* [WORK REQUIRED]:
Quote the whole listing word for word, please.

(Dataset rows about figures)
● ● ● ●
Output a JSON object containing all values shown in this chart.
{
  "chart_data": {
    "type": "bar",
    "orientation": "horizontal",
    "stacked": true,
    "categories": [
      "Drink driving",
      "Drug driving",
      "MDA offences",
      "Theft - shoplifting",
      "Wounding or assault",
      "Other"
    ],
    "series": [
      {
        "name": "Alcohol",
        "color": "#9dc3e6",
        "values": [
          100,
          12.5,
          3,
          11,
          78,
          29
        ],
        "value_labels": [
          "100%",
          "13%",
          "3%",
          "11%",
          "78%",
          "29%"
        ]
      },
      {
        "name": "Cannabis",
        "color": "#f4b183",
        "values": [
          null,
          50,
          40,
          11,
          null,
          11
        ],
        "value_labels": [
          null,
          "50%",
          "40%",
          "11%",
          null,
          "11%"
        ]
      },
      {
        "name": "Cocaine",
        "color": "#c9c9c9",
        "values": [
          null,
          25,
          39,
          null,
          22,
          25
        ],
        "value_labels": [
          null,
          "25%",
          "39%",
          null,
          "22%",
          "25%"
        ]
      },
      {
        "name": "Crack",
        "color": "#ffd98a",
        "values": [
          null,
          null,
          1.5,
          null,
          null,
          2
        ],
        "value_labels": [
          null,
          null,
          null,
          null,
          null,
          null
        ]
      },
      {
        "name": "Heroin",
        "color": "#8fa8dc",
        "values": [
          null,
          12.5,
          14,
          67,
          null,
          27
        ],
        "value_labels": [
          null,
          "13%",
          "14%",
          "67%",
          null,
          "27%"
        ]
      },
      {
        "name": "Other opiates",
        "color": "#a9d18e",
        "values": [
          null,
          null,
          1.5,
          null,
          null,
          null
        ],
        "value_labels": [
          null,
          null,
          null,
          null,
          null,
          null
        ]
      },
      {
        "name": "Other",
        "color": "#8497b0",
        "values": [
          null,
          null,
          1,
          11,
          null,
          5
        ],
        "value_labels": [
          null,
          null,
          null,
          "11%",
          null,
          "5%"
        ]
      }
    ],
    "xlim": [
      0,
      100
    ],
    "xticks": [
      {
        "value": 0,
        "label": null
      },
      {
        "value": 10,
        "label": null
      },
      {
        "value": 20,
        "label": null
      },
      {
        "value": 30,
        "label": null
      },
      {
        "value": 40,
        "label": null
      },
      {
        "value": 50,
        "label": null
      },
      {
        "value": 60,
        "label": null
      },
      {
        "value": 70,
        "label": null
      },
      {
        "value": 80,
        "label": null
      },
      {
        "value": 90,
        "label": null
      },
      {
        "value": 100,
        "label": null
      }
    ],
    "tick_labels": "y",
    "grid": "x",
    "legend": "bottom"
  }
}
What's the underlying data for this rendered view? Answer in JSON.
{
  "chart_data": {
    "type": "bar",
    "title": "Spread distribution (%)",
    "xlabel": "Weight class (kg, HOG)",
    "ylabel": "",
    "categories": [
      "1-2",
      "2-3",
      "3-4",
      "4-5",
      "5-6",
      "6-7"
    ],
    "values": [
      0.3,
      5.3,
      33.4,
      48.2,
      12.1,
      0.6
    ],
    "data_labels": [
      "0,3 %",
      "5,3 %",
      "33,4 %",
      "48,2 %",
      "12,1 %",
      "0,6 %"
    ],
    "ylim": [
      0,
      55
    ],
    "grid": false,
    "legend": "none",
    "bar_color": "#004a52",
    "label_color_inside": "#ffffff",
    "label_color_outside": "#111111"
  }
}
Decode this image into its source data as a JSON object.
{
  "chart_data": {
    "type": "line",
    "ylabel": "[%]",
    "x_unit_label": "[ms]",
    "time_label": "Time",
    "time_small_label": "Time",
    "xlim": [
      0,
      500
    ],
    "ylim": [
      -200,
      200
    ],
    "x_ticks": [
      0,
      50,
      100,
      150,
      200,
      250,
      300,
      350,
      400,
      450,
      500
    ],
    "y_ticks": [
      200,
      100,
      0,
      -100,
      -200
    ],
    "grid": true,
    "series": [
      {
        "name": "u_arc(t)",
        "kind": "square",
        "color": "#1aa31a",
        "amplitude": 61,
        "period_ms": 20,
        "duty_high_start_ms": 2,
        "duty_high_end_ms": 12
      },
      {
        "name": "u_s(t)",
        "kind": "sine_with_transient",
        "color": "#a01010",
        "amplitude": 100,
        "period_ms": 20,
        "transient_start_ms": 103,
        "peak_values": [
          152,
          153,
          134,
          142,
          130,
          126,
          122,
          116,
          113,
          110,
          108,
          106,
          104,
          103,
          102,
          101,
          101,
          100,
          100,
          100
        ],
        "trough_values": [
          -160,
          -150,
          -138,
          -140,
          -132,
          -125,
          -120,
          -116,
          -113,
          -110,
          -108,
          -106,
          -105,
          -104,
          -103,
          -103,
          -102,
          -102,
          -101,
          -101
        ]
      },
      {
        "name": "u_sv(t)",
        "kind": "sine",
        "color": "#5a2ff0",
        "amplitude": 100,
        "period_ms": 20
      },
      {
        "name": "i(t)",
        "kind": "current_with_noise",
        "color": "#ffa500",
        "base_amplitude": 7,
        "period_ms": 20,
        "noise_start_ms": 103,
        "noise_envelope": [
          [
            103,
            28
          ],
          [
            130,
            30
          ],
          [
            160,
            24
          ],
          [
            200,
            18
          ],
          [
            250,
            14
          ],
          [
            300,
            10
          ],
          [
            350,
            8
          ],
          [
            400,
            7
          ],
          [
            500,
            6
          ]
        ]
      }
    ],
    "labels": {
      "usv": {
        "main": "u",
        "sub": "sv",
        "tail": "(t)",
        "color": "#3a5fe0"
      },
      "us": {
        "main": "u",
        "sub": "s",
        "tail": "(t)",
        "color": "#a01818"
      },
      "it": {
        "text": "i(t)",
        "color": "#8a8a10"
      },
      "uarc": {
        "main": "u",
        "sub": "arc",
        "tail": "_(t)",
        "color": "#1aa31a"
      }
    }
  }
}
● ● ● ●
* [ANSWER TO THIS EXERCISE]:
Output a JSON object containing all values shown in this chart.
{
  "chart_data": {
    "type": "bar",
    "orientation": "horizontal",
    "stacked": true,
    "categories": [
      "Drink driving",
      "Drug driving",
      "MDA offences",
      "Theft - shoplifting",
      "Wounding or assault",
      "Other"
    ],
    "series": [
      {
        "name": "Alcohol",
        "color": "#9dc3e6",
        "values": [
          100,
          12.5,
          3,
          11,
          78,
          29
        ],
        "value_labels": [
          "100%",
          "13%",
          "3%",
          "11%",
          "78%",
          "29%"
        ]
      },
      {
        "name": "Cannabis",
        "color": "#f4b183",
        "values": [
          null,
          50,
          40,
          11,
          null,
          11
        ],
        "value_labels": [
          null,
          "50%",
          "40%",
          "11%",
          null,
          "11%"
        ]
      },
      {
        "name": "Cocaine",
        "color": "#c9c9c9",
        "values": [
          null,
          25,
          39,
          null,
          22,
          25
        ],
        "value_labels": [
          null,
          "25%",
          "39%",
          null,
          "22%",
          "25%"
        ]
      },
      {
        "name": "Crack",
        "color": "#ffd98a",
        "values": [
          null,
          null,
          1.5,
          null,
          null,
          2
        ],
        "value_labels": [
          null,
          null,
          null,
          null,
          null,
          null
        ]
      },
      {
        "name": "Heroin",
        "color": "#8fa8dc",
        "values": [
          null,
          12.5,
          14,
          67,
          null,
          27
        ],
        "value_labels": [
          null,
          "13%",
          "14%",
          "67%",
          null,
          "27%"
        ]
      },
      {
        "name": "Other opiates",
        "color": "#a9d18e",
        "values": [
          null,
          null,
          1.5,
          null,
          null,
          null
        ],
        "value_labels": [
          null,
          null,
          null,
          null,
          null,
          null
        ]
      },
      {
        "name": "Other",
        "color": "#8497b0",
        "values": [
          null,
          null,
          1,
          11,
          null,
          5
        ],
        "value_labels": [
          null,
          null,
          null,
          "11%",
          null,
          "5%"
        ]
      }
    ],
    "xlim": [
      0,
      100
    ],
    "xticks": [
      {
        "value": 0,
        "label": null
      },
      {
        "value": 10,
        "label": null
      },
      {
        "value": 20,
        "label": null
      },
      {
        "value": 30,
        "label": null
      },
      {
        "value": 40,
        "label": null
      },
      {
        "value": 50,
        "label": null
      },
      {
        "value": 60,
        "label": null
      },
      {
        "value": 70,
        "label": null
      },
      {
        "value": 80,
        "label": null
      },
      {
        "value": 90,
        "label": null
      },
      {
        "value": 100,
        "label": null
      }
    ],
    "tick_labels": "y",
    "grid": "x",
    "legend": "bottom"
  }
}
What's the underlying data for this rendered view? Answer in JSON.
{
  "chart_data": {
    "type": "bar",
    "title": "Spread distribution (%)",
    "xlabel": "Weight class (kg, HOG)",
    "ylabel": "",
    "categories": [
      "1-2",
      "2-3",
      "3-4",
      "4-5",
      "5-6",
      "6-7"
    ],
    "values": [
      0.3,
      5.3,
      33.4,
      48.2,
      12.1,
      0.6
    ],
    "data_labels": [
      "0,3 %",
      "5,3 %",
      "33,4 %",
      "48,2 %",
      "12,1 %",
      "0,6 %"
    ],
    "ylim": [
      0,
      55
    ],
    "grid": false,
    "legend": "none",
    "bar_color": "#004a52",
    "label_color_inside": "#ffffff",
    "label_color_outside": "#111111"
  }
}
Decode this image into its source data as a JSON object.
{
  "chart_data": {
    "type": "line",
    "ylabel": "[%]",
    "x_unit_label": "[ms]",
    "time_label": "Time",
    "time_small_label": "Time",
    "xlim": [
      0,
      500
    ],
    "ylim": [
      -200,
      200
    ],
    "x_ticks": [
      0,
      50,
      100,
      150,
      200,
      250,
      300,
      350,
      400,
      450,
      500
    ],
    "y_ticks": [
      200,
      100,
      0,
      -100,
      -200
    ],
    "grid": true,
    "series": [
      {
        "name": "u_arc(t)",
        "kind": "square",
        "color": "#1aa31a",
        "amplitude": 61,
        "period_ms": 20,
        "duty_high_start_ms": 2,
        "duty_high_end_ms": 12
      },
      {
        "name": "u_s(t)",
        "kind": "sine_with_transient",
        "color": "#a01010",
        "amplitude": 100,
        "period_ms": 20,
        "transient_start_ms": 103,
        "peak_values": [
          152,
          153,
          134,
          142,
          130,
          126,
          122,
          116,
          113,
          110,
          108,
          106,
          104,
          103,
          102,
          101,
          101,
          100,
          100,
          100
        ],
        "trough_values": [
          -160,
          -150,
          -138,
          -140,
          -132,
          -125,
          -120,
          -116,
          -113,
          -110,
          -108,
          -106,
          -105,
          -104,
          -103,
          -103,
          -102,
          -102,
          -101,
          -101
        ]
      },
      {
        "name": "u_sv(t)",
        "kind": "sine",
        "color": "#5a2ff0",
        "amplitude": 100,
        "period_ms": 20
      },
      {
        "name": "i(t)",
        "kind": "current_with_noise",
        "color": "#ffa500",
        "base_amplitude": 7,
        "period_ms": 20,
        "noise_start_ms": 103,
        "noise_envelope": [
          [
            103,
            28
          ],
          [
            130,
            30
          ],
          [
            160,
            24
          ],
          [
            200,
            18
          ],
          [
            250,
            14
          ],
          [
            300,
            10
          ],
          [
            350,
            8
          ],
          [
            400,
            7
          ],
          [
            500,
            6
          ]
        ]
      }
    ],
    "labels": {
      "usv": {
        "main": "u",
        "sub": "sv",
        "tail": "(t)",
        "color": "#3a5fe0"
      },
      "us": {
        "main": "u",
        "sub": "s",
        "tail": "(t)",
        "color": "#a01818"
      },
      "it": {
        "text": "i(t)",
        "color": "#8a8a10"
      },
      "uarc": {
        "main": "u",
        "sub": "arc",
        "tail": "_(t)",
        "color": "#1aa31a"
      }
    }
  }
}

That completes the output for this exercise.